**Task prompt**: Write out every record in full, exactly as written, please.

(Raw records)
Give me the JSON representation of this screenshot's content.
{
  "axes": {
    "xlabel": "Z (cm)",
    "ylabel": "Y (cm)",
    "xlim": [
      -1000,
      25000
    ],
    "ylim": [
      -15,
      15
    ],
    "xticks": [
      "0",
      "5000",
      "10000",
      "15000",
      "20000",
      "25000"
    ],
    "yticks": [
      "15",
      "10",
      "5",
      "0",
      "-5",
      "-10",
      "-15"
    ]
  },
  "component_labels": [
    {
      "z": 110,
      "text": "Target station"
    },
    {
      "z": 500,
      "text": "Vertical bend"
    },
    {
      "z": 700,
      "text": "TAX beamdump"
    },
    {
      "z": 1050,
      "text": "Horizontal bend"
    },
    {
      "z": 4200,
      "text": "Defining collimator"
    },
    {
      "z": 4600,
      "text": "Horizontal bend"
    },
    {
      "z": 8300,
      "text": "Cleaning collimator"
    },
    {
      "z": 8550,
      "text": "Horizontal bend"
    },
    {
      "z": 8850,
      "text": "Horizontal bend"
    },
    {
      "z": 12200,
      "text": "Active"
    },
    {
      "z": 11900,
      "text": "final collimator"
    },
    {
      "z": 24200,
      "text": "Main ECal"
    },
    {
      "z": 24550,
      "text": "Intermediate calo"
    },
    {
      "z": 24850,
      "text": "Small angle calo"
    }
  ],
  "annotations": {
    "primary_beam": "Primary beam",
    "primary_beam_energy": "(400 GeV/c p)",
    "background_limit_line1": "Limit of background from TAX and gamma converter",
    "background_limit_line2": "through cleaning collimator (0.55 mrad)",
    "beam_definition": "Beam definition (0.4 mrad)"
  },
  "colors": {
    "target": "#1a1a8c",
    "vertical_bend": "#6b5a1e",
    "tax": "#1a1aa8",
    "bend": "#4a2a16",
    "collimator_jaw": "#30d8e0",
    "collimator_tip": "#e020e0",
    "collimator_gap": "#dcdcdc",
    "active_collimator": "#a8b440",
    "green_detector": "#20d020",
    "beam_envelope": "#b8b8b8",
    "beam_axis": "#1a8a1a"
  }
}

**Reply to the task**:
Give me the JSON representation of this screenshot's content.
{
  "axes": {
    "xlabel": "Z (cm)",
    "ylabel": "Y (cm)",
    "xlim": [
      -1000,
      25000
    ],
    "ylim": [
      -15,
      15
    ],
    "xticks": [
      "0",
      "5000",
      "10000",
      "15000",
      "20000",
      "25000"
    ],
    "yticks": [
      "15",
      "10",
      "5",
      "0",
      "-5",
      "-10",
      "-15"
    ]
  },
  "component_labels": [
    {
      "z": 110,
      "text": "Target station"
    },
    {
      "z": 500,
      "text": "Vertical bend"
    },
    {
      "z": 700,
      "text": "TAX beamdump"
    },
    {
      "z": 1050,
      "text": "Horizontal bend"
    },
    {
      "z": 4200,
      "text": "Defining collimator"
    },
    {
      "z": 4600,
      "text": "Horizontal bend"
    },
    {
      "z": 8300,
      "text": "Cleaning collimator"
    },
    {
      "z": 8550,
      "text": "Horizontal bend"
    },
    {
      "z": 8850,
      "text": "Horizontal bend"
    },
    {
      "z": 12200,
      "text": "Active"
    },
    {
      "z": 11900,
      "text": "final collimator"
    },
    {
      "z": 24200,
      "text": "Main ECal"
    },
    {
      "z": 24550,
      "text": "Intermediate calo"
    },
    {
      "z": 24850,
      "text": "Small angle calo"
    }
  ],
  "annotations": {
    "primary_beam": "Primary beam",
    "primary_beam_energy": "(400 GeV/c p)",
    "background_limit_line1": "Limit of background from TAX and gamma converter",
    "background_limit_line2": "through cleaning collimator (0.55 mrad)",
    "beam_definition": "Beam definition (0.4 mrad)"
  },
  "colors": {
    "target": "#1a1a8c",
    "vertical_bend": "#6b5a1e",
    "tax": "#1a1aa8",
    "bend": "#4a2a16",
    "collimator_jaw": "#30d8e0",
    "collimator_tip": "#e020e0",
    "collimator_gap": "#dcdcdc",
    "active_collimator": "#a8b440",
    "green_detector": "#20d020",
    "beam_envelope": "#b8b8b8",
    "beam_axis": "#1a8a1a"
  }
}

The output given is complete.